• RECORD LIST:
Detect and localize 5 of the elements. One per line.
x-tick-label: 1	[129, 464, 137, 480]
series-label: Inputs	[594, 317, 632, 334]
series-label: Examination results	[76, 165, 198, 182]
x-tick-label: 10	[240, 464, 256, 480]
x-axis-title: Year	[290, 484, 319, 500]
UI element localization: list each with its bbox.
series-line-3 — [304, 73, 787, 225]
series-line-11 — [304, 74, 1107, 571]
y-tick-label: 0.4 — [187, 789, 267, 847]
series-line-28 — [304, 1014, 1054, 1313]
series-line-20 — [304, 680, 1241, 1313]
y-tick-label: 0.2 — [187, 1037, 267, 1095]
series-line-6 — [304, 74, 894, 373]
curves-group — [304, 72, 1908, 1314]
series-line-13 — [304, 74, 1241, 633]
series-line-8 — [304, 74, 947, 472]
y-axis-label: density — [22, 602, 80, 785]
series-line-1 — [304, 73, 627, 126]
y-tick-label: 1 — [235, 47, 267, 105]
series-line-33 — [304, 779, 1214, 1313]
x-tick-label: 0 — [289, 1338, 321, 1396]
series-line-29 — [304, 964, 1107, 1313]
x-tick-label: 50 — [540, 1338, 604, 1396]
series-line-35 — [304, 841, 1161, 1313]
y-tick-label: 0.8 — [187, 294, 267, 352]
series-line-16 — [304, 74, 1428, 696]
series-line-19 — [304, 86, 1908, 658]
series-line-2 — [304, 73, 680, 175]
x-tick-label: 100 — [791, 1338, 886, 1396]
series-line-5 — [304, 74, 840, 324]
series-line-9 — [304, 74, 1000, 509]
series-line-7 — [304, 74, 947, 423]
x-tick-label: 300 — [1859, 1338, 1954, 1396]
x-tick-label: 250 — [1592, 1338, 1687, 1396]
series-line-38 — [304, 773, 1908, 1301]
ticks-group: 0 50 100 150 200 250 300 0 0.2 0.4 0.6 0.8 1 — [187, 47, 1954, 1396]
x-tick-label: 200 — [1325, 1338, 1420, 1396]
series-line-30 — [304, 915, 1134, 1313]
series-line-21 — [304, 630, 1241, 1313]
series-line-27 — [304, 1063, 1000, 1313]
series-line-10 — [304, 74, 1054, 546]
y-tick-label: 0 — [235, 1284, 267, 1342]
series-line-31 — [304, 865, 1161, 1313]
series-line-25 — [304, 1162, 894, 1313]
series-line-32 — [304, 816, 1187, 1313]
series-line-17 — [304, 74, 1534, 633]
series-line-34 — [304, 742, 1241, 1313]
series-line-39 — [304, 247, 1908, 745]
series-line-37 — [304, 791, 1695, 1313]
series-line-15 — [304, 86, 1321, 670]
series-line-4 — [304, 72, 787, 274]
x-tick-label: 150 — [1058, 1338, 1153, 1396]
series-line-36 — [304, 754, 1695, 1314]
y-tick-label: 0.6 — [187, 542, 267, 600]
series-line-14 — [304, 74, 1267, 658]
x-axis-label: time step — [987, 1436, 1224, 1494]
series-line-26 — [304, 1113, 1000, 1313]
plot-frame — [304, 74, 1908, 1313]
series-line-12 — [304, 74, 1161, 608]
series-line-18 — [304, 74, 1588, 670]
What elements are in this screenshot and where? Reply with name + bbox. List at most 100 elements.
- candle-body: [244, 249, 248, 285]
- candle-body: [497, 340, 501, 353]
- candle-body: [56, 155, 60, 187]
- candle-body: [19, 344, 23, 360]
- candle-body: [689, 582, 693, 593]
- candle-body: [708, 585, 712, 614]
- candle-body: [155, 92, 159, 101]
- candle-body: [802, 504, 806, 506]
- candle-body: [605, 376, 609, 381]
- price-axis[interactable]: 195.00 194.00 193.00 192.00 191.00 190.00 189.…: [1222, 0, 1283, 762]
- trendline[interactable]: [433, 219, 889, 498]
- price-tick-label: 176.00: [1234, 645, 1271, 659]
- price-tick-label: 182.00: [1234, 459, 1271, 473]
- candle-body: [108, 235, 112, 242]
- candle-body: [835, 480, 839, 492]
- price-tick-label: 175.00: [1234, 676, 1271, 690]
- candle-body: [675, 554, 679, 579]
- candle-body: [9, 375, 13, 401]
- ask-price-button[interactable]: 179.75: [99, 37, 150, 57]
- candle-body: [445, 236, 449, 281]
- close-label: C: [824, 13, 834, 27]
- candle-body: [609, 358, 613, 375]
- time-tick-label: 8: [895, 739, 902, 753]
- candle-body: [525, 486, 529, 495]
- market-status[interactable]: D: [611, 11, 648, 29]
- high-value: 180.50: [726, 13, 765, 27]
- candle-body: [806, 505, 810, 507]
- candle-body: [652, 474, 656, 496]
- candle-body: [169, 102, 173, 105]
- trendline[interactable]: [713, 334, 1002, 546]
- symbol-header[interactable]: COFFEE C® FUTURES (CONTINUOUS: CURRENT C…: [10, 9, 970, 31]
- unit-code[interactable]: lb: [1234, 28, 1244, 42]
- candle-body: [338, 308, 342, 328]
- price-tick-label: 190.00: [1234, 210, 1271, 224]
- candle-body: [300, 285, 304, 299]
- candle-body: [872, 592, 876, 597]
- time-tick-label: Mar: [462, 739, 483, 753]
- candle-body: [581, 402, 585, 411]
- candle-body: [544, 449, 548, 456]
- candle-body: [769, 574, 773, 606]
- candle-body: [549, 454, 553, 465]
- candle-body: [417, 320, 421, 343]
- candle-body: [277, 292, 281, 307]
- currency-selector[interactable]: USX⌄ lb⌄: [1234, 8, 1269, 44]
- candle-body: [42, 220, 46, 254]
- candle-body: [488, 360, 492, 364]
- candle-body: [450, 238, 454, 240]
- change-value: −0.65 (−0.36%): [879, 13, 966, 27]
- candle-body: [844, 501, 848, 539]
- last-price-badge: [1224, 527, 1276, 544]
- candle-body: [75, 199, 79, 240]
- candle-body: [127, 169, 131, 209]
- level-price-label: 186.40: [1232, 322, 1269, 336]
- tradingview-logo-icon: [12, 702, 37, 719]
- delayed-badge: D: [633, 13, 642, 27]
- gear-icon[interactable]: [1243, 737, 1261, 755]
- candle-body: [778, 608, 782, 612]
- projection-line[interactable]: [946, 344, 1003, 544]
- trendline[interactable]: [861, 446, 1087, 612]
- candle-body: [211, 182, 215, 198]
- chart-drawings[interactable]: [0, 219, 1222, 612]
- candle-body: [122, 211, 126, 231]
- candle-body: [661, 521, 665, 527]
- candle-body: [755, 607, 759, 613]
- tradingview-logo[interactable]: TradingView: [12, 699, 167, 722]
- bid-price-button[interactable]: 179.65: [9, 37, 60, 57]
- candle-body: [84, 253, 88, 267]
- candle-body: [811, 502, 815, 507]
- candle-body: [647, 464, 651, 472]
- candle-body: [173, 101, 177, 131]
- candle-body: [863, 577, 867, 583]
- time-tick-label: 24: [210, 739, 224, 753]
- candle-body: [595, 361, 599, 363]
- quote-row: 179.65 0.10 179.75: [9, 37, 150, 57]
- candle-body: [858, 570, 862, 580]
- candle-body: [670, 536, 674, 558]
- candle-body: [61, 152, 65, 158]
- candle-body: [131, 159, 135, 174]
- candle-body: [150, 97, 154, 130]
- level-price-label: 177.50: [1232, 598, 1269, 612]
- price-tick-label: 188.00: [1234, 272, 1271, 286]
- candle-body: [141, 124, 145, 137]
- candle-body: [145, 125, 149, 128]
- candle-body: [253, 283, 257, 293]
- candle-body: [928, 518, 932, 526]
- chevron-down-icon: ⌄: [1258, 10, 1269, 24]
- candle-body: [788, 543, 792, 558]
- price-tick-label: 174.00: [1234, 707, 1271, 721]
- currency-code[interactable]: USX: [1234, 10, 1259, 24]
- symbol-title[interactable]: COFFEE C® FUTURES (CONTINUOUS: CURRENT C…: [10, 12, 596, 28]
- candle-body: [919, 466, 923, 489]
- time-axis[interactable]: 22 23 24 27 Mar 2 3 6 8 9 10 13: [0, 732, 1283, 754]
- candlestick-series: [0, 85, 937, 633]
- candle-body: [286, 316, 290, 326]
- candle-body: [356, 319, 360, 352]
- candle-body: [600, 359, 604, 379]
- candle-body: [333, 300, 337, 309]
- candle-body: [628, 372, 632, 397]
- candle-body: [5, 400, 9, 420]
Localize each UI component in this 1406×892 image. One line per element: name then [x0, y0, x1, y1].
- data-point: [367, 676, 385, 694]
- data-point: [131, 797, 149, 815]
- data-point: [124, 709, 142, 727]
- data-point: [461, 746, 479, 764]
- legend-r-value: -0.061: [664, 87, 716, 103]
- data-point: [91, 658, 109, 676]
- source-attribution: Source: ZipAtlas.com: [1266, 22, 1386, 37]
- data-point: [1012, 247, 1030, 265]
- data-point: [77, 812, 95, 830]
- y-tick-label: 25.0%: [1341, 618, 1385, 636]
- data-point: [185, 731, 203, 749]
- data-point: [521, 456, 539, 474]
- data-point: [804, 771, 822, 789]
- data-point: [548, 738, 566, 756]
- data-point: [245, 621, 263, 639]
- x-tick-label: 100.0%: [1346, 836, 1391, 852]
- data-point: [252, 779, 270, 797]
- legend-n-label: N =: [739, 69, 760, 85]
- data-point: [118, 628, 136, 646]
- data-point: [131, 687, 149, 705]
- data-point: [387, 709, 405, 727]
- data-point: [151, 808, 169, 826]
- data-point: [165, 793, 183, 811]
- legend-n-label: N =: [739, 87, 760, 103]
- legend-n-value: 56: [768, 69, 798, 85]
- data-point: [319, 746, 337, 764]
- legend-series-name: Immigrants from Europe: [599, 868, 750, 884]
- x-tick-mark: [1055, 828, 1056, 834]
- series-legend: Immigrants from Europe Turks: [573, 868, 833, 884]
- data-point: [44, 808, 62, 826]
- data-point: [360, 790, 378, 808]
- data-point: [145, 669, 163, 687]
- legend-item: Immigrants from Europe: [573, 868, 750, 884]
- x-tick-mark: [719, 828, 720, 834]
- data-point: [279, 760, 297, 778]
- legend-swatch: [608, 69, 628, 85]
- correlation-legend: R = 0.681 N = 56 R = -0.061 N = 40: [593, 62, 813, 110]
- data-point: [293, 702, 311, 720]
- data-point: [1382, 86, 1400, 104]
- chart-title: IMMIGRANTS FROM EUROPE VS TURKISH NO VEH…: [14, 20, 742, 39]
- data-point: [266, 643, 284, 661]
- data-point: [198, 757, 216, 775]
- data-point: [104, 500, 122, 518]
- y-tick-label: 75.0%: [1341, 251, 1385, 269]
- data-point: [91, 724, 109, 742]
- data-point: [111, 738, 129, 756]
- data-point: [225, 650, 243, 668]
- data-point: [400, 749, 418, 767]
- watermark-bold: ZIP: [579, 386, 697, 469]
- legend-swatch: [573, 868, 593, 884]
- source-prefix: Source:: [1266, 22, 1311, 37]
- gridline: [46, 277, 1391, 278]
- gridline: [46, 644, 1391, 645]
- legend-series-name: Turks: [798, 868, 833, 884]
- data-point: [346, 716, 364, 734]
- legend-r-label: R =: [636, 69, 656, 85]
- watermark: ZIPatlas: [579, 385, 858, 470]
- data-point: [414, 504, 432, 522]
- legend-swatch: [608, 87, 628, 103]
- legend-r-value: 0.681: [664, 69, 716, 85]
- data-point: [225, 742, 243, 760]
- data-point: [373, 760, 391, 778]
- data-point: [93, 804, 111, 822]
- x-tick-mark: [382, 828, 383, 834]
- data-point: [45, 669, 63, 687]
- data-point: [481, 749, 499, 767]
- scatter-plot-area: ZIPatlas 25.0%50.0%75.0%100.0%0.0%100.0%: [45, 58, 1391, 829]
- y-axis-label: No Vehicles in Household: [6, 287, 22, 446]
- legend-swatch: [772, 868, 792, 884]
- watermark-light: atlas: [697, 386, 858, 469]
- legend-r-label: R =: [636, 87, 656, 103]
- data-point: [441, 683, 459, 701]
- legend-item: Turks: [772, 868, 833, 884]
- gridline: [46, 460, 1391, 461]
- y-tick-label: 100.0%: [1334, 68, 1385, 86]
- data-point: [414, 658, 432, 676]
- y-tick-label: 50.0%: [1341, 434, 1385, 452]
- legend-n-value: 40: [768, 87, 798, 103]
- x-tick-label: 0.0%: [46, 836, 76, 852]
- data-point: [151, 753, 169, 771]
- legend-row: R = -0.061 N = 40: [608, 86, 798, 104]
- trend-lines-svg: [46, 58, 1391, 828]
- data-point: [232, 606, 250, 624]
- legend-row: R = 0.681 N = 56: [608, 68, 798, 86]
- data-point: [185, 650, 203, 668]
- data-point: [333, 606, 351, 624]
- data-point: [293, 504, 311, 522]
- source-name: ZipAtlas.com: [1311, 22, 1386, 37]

• TO BE DONE:
Reproduce verbatim the rows above, from the first line through the line containing "x-tick-label: 100 — [791, 1338, 886, 1396]", including both of those lines.

• THE REPLY:
Detect and localize 5 of the elements. One per line.
x-tick-label: 1	[129, 464, 137, 480]
series-label: Inputs	[594, 317, 632, 334]
series-label: Examination results	[76, 165, 198, 182]
x-tick-label: 10	[240, 464, 256, 480]
x-axis-title: Year	[290, 484, 319, 500]
UI element localization: list each with its bbox.
series-line-3 — [304, 73, 787, 225]
series-line-11 — [304, 74, 1107, 571]
y-tick-label: 0.4 — [187, 789, 267, 847]
series-line-28 — [304, 1014, 1054, 1313]
series-line-20 — [304, 680, 1241, 1313]
y-tick-label: 0.2 — [187, 1037, 267, 1095]
series-line-6 — [304, 74, 894, 373]
curves-group — [304, 72, 1908, 1314]
series-line-13 — [304, 74, 1241, 633]
series-line-8 — [304, 74, 947, 472]
y-axis-label: density — [22, 602, 80, 785]
series-line-1 — [304, 73, 627, 126]
y-tick-label: 1 — [235, 47, 267, 105]
series-line-33 — [304, 779, 1214, 1313]
x-tick-label: 0 — [289, 1338, 321, 1396]
series-line-29 — [304, 964, 1107, 1313]
x-tick-label: 50 — [540, 1338, 604, 1396]
series-line-35 — [304, 841, 1161, 1313]
y-tick-label: 0.8 — [187, 294, 267, 352]
series-line-16 — [304, 74, 1428, 696]
series-line-19 — [304, 86, 1908, 658]
series-line-2 — [304, 73, 680, 175]
x-tick-label: 100 — [791, 1338, 886, 1396]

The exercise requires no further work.